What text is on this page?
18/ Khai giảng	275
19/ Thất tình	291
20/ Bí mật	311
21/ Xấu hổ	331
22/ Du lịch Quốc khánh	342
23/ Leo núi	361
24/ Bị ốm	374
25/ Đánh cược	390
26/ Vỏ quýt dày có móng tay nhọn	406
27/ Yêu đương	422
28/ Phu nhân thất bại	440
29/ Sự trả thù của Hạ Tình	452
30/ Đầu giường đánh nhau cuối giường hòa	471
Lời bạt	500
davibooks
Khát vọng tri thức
━━━━━━━━━━━━━━━━━━━━
Every line above should be retyped exactly as given.

▶ The answer
What text is on this page?
18/ Khai giảng	275
19/ Thất tình	291
20/ Bí mật	311
21/ Xấu hổ	331
22/ Du lịch Quốc khánh	342
23/ Leo núi	361
24/ Bị ốm	374
25/ Đánh cược	390
26/ Vỏ quýt dày có móng tay nhọn	406
27/ Yêu đương	422
28/ Phu nhân thất bại	440
29/ Sự trả thù của Hạ Tình	452
30/ Đầu giường đánh nhau cuối giường hòa	471
Lời bạt	500
davibooks
Khát vọng tri thức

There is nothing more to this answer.